§ Task to complete: Collect every line that includes the string "type".

Figure record extracts
- - -

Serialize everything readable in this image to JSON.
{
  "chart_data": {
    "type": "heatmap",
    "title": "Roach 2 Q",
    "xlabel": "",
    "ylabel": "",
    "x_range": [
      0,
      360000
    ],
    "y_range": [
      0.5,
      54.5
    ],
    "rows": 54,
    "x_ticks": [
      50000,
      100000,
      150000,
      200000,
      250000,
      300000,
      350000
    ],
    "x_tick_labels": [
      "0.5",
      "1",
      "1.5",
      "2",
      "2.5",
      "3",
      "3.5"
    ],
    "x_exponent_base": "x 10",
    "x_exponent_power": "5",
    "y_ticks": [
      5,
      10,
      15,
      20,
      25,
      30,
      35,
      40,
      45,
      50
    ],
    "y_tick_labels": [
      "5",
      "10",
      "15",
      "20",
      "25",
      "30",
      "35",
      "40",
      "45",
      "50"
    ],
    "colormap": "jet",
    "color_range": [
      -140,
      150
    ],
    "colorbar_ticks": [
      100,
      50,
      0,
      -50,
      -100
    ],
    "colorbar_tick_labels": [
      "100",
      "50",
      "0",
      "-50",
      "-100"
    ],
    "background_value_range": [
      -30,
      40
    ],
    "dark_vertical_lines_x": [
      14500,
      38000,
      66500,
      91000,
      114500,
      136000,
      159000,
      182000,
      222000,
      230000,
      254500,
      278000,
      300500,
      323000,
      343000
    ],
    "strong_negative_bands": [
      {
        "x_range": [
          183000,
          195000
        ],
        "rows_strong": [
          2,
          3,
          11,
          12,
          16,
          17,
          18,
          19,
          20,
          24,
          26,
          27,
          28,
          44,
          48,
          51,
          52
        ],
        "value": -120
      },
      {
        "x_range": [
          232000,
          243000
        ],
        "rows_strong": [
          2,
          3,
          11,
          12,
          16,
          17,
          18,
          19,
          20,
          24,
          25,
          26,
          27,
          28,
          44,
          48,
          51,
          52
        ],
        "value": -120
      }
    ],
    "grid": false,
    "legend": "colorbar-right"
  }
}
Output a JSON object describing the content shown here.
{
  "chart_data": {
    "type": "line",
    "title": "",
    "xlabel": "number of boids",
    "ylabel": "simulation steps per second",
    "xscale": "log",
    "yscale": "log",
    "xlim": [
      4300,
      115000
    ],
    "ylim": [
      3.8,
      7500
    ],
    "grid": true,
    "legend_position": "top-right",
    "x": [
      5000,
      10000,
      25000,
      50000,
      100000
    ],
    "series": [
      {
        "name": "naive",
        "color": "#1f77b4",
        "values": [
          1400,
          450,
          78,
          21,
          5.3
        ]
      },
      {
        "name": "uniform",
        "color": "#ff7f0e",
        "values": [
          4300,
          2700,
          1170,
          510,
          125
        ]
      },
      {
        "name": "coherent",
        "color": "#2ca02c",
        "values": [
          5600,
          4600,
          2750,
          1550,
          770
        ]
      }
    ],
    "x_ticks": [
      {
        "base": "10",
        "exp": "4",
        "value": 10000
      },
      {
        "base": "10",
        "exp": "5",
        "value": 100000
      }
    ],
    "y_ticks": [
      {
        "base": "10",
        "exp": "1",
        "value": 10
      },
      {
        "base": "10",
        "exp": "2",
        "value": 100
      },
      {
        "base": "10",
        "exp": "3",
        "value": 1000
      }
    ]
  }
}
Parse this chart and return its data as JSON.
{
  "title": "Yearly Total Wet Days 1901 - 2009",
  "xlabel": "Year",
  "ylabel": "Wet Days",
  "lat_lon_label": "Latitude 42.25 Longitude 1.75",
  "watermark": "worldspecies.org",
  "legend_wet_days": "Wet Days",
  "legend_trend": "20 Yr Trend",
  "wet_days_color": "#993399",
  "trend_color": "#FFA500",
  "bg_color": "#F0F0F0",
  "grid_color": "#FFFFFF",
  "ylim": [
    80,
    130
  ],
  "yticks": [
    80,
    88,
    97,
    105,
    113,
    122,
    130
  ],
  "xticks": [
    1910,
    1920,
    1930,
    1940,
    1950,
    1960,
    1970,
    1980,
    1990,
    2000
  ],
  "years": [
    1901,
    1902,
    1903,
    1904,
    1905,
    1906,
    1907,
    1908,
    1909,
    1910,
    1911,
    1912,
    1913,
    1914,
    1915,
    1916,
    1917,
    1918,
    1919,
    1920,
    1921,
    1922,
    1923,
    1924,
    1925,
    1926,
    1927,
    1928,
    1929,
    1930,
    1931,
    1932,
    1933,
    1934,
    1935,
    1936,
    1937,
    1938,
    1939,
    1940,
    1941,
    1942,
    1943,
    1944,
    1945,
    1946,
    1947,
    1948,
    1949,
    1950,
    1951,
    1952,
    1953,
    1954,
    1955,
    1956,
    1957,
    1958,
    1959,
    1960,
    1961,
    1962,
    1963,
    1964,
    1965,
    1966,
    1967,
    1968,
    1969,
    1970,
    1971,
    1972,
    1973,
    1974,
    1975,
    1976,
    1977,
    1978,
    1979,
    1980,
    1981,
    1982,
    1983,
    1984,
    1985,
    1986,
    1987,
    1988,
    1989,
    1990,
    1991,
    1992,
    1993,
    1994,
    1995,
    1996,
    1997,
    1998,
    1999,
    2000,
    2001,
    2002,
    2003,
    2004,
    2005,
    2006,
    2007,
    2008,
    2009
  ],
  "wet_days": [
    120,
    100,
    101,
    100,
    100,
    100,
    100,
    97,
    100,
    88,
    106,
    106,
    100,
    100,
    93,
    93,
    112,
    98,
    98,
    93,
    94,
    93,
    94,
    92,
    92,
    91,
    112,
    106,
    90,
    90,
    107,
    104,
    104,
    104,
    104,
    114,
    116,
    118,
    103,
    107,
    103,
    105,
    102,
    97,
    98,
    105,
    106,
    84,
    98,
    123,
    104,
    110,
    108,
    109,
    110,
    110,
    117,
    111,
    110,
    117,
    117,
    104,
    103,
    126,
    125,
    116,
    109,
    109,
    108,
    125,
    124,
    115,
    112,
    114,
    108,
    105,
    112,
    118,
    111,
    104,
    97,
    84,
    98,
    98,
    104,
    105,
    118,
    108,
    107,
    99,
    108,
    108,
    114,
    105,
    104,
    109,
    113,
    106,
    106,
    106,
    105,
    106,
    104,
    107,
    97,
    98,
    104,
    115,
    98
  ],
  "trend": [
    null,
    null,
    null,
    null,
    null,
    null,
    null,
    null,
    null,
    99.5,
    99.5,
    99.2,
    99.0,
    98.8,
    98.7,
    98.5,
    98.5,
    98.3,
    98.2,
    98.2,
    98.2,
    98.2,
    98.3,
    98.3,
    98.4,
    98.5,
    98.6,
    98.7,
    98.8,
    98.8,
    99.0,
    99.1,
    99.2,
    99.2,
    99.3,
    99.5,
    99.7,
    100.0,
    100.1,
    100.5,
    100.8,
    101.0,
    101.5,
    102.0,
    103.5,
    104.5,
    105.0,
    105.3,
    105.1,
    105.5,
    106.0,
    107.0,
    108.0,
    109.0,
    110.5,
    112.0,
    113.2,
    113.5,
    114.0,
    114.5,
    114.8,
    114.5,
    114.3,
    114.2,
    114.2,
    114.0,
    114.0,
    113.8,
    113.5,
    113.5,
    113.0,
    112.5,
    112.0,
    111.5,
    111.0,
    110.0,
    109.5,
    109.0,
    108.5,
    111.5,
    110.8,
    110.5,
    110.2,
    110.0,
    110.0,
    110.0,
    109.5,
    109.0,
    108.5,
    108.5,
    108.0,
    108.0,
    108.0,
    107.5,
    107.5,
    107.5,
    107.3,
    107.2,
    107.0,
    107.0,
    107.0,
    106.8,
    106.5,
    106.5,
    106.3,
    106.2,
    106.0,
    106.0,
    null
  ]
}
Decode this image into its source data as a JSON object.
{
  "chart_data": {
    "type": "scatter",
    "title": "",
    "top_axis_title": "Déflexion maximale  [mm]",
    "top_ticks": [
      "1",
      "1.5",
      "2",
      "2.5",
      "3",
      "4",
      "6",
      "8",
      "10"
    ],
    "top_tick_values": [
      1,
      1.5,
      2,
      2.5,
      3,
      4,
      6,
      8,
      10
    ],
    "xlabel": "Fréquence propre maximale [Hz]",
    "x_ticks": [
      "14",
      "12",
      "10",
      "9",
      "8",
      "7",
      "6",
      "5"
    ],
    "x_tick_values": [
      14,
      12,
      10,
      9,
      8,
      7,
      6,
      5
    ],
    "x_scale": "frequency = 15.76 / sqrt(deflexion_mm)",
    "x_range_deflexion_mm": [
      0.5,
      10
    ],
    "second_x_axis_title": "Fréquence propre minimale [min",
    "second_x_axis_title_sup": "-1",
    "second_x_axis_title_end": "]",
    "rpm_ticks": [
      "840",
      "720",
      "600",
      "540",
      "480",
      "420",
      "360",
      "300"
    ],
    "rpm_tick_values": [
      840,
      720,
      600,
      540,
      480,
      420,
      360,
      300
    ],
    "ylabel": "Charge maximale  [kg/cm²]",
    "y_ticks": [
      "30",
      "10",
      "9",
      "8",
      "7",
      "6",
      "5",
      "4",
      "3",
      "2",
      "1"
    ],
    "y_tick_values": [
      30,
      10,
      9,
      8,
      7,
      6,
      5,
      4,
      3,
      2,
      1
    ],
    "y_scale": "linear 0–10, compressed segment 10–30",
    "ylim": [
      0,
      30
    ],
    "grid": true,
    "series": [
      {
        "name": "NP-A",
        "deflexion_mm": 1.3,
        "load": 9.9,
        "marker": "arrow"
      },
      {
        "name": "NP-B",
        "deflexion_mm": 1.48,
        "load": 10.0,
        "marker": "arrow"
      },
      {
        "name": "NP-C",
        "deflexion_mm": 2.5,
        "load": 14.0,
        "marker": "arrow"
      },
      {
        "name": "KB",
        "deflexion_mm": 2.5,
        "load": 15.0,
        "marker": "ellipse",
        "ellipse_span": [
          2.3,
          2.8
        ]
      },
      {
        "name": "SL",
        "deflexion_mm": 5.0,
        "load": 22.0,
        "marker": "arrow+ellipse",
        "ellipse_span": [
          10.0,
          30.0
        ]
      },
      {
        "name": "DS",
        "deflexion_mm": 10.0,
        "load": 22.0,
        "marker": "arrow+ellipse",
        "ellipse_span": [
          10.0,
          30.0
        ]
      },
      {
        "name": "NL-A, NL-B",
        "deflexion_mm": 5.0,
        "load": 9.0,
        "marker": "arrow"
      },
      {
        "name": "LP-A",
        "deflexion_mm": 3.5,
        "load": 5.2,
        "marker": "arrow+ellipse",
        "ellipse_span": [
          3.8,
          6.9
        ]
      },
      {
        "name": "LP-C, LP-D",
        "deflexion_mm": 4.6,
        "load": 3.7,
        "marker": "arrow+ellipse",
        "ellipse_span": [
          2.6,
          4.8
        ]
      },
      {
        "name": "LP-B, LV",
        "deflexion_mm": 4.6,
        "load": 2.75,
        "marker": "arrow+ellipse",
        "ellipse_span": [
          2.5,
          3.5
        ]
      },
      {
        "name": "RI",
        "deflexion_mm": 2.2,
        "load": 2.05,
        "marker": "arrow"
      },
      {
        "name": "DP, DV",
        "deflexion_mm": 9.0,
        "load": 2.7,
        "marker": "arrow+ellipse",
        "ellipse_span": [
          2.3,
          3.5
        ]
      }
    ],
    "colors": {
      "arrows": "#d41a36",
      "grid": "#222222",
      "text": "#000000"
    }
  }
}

- - -

§ Solution to this problem:
    "type": "heatmap",
    "type": "line",
    "type": "scatter",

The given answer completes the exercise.